Entries supplied →
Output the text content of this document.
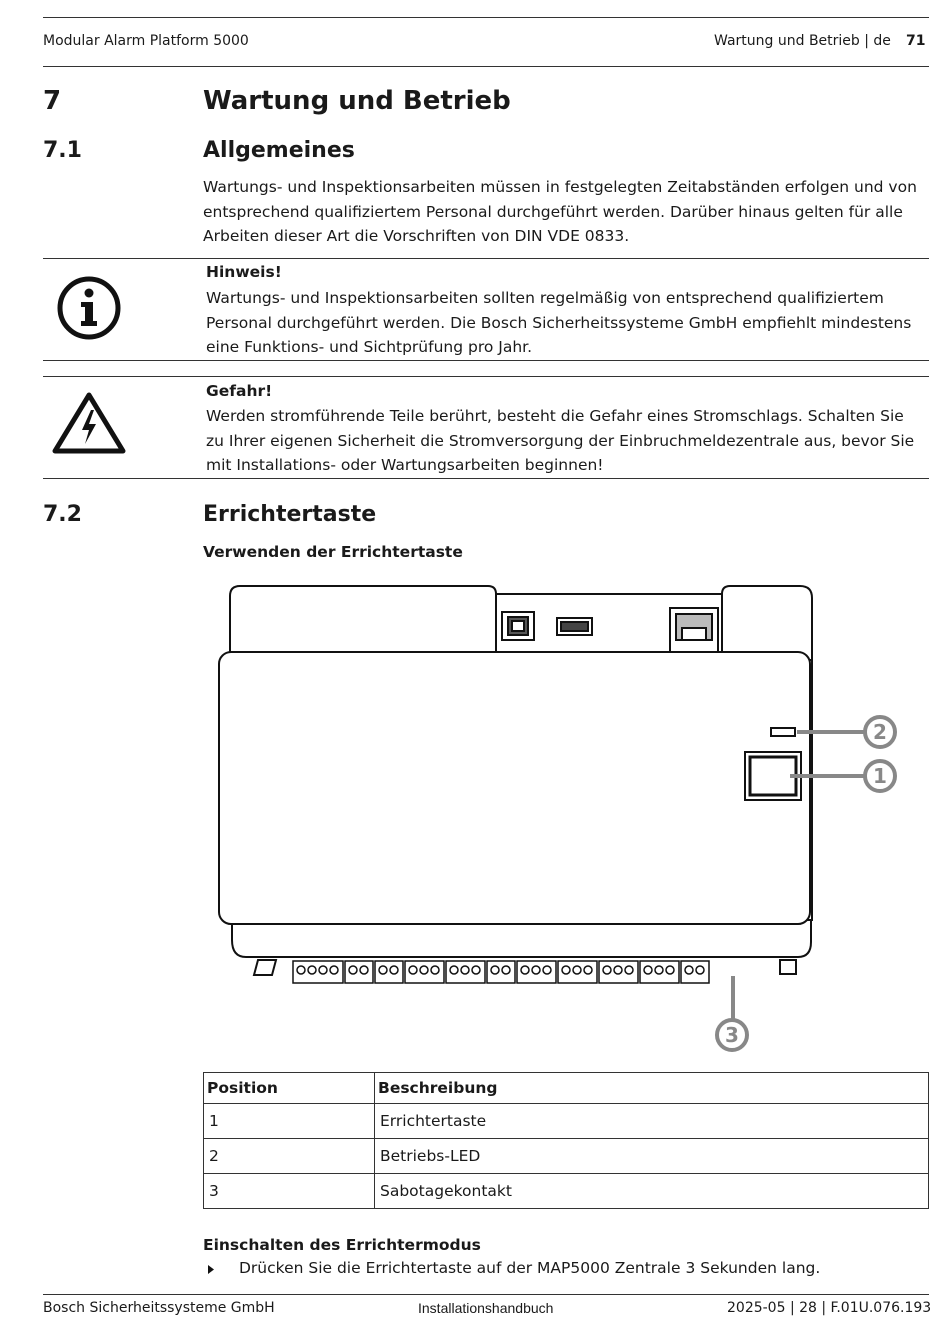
Modular Alarm Platform 5000	Wartung und Betrieb | de 71
7	Wartung und Betrieb
7.1	Allgemeines
Wartungs- und Inspektionsarbeiten müssen in festgelegten Zeitabständen erfolgen und von
entsprechend qualifiziertem Personal durchgeführt werden. Darüber hinaus gelten für alle
Arbeiten dieser Art die Vorschriften von DIN VDE 0833.
Hinweis!
Wartungs- und Inspektionsarbeiten sollten regelmäßig von entsprechend qualifiziertem
Personal durchgeführt werden. Die Bosch Sicherheitssysteme GmbH empfiehlt mindestens
eine Funktions- und Sichtprüfung pro Jahr.
Gefahr!
Werden stromführende Teile berührt, besteht die Gefahr eines Stromschlags. Schalten Sie
zu Ihrer eigenen Sicherheit die Stromversorgung der Einbruchmeldezentrale aus, bevor Sie
mit Installations- oder Wartungsarbeiten beginnen!
7.2	Errichtertaste
Verwenden der Errichtertaste
2
1
3
Position	Beschreibung
1	Errichtertaste
2	Betriebs-LED
3	Sabotagekontakt
Einschalten des Errichtermodus
Drücken Sie die Errichtertaste auf der MAP5000 Zentrale 3 Sekunden lang.
Bosch Sicherheitssysteme GmbH	Installationshandbuch	2025-05 | 28 | F.01U.076.193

Requirement →
Do not include the images; transcribe the rest of the listing exactly.

Written response →
Output the text content of this document.
Modular Alarm Platform 5000	Wartung und Betrieb | de 71
7	Wartung und Betrieb
7.1	Allgemeines
Wartungs- und Inspektionsarbeiten müssen in festgelegten Zeitabständen erfolgen und von
entsprechend qualifiziertem Personal durchgeführt werden. Darüber hinaus gelten für alle
Arbeiten dieser Art die Vorschriften von DIN VDE 0833.
Hinweis!
Wartungs- und Inspektionsarbeiten sollten regelmäßig von entsprechend qualifiziertem
Personal durchgeführt werden. Die Bosch Sicherheitssysteme GmbH empfiehlt mindestens
eine Funktions- und Sichtprüfung pro Jahr.
Gefahr!
Werden stromführende Teile berührt, besteht die Gefahr eines Stromschlags. Schalten Sie
zu Ihrer eigenen Sicherheit die Stromversorgung der Einbruchmeldezentrale aus, bevor Sie
mit Installations- oder Wartungsarbeiten beginnen!
7.2	Errichtertaste
Verwenden der Errichtertaste
2
1
3
Position	Beschreibung
1	Errichtertaste
2	Betriebs-LED
3	Sabotagekontakt
Einschalten des Errichtermodus
Drücken Sie die Errichtertaste auf der MAP5000 Zentrale 3 Sekunden lang.
Bosch Sicherheitssysteme GmbH	Installationshandbuch	2025-05 | 28 | F.01U.076.193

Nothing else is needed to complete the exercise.